Search the records for "parts" and copy each line that holds it.

● Provided records
########################################
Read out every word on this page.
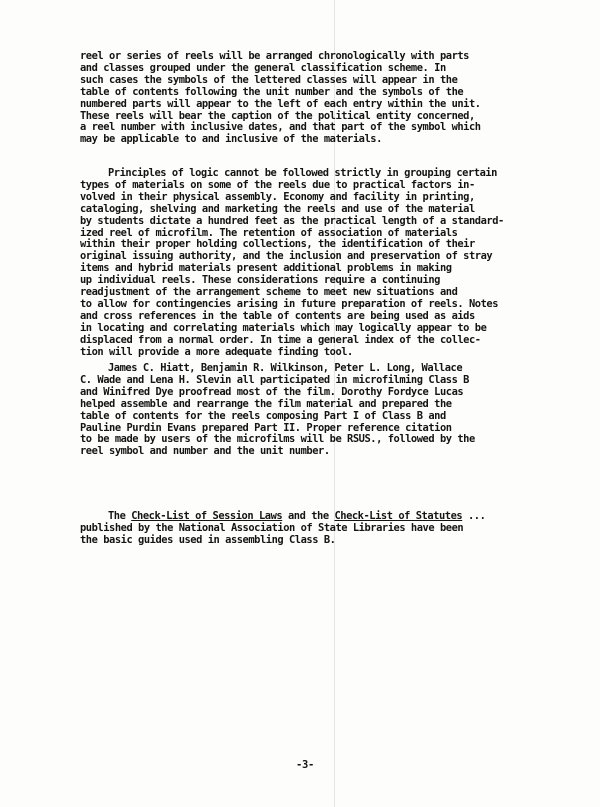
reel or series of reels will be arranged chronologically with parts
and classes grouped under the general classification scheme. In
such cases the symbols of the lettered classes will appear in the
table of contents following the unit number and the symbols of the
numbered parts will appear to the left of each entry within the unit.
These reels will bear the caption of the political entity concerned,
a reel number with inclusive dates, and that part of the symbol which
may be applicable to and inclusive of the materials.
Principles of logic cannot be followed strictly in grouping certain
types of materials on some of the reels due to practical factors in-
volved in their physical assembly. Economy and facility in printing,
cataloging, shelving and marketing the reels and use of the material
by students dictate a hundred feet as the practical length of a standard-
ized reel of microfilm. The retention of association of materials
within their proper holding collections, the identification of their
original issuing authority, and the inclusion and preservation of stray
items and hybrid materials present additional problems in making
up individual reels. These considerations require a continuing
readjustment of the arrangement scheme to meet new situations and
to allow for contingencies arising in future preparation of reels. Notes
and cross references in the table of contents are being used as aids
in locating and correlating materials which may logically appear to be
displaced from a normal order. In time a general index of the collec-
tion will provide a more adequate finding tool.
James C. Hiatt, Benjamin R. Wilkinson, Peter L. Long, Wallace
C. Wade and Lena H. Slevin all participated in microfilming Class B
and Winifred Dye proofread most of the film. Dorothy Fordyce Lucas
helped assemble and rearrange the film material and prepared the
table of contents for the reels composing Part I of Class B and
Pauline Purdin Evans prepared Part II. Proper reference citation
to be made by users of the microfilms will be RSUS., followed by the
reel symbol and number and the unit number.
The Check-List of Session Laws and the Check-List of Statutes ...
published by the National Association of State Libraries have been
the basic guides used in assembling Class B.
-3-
########################################
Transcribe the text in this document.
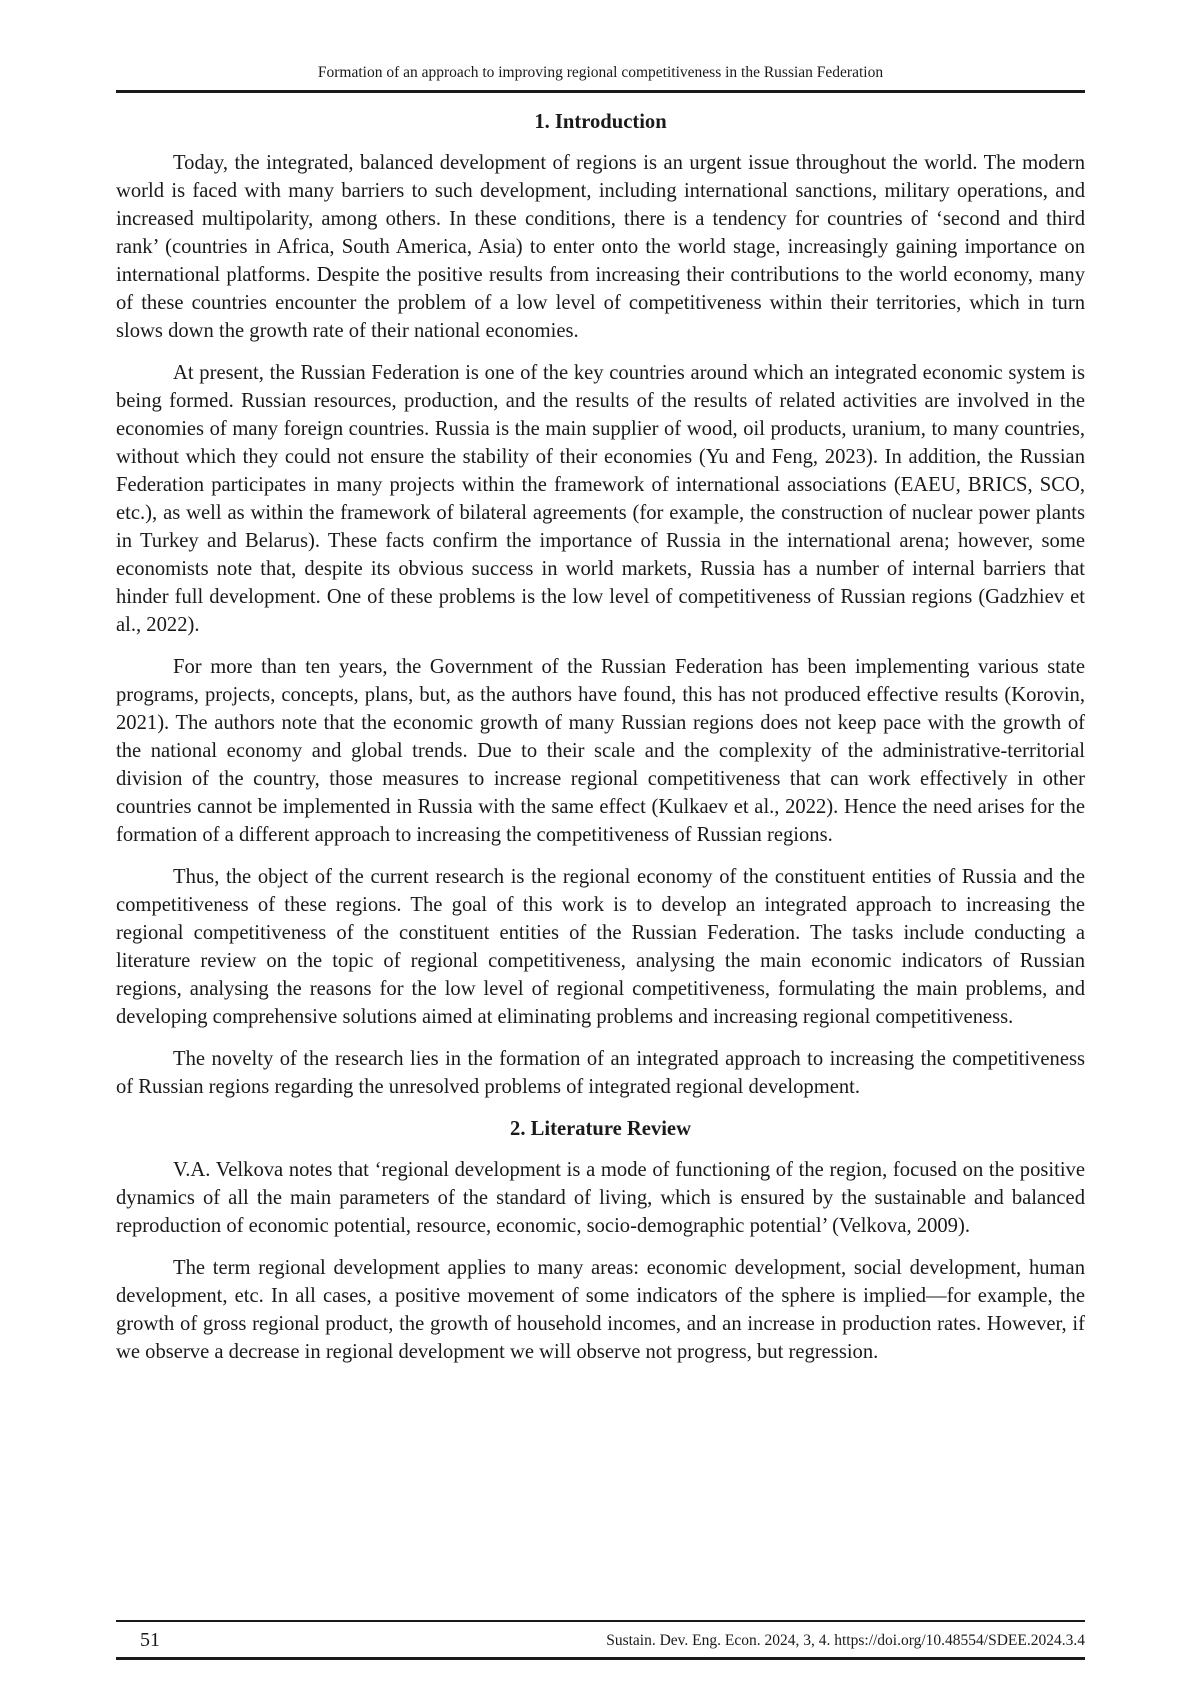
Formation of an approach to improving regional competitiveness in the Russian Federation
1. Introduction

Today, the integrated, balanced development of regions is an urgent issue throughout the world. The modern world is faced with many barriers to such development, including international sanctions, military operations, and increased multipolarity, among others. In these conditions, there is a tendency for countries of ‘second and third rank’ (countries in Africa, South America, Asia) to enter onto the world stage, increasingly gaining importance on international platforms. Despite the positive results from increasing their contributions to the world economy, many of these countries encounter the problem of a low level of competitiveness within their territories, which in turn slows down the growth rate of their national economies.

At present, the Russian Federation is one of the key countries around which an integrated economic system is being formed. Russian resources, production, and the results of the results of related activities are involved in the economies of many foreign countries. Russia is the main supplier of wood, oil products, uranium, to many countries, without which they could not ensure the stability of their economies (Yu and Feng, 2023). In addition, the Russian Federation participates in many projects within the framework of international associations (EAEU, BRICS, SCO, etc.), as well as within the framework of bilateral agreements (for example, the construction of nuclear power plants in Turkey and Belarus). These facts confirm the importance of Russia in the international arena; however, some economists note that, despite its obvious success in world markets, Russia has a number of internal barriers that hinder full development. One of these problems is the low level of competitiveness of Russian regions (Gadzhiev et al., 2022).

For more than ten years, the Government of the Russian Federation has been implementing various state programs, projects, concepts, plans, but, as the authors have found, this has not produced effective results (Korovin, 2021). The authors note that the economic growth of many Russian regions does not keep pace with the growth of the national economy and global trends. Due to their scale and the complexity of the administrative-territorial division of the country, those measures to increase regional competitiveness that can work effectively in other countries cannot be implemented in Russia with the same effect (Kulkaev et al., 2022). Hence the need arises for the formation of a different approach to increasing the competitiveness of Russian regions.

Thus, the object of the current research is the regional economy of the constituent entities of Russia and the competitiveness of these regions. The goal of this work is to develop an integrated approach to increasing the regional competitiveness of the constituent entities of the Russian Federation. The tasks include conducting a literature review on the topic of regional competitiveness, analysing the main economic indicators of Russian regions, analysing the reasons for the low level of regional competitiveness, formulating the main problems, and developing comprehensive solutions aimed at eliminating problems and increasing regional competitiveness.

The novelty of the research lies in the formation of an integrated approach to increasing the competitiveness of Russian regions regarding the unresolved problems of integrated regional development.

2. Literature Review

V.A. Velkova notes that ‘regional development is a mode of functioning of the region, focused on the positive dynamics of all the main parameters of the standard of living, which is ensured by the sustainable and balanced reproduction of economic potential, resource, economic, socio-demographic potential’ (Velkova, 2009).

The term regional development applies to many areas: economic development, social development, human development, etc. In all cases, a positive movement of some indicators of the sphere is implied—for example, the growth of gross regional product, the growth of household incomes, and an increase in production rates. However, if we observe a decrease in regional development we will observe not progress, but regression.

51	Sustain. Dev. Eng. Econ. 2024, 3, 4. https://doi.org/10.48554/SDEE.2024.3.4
########################################
● Solved problem
reel or series of reels will be arranged chronologically with parts
numbered parts will appear to the left of each entry within the unit.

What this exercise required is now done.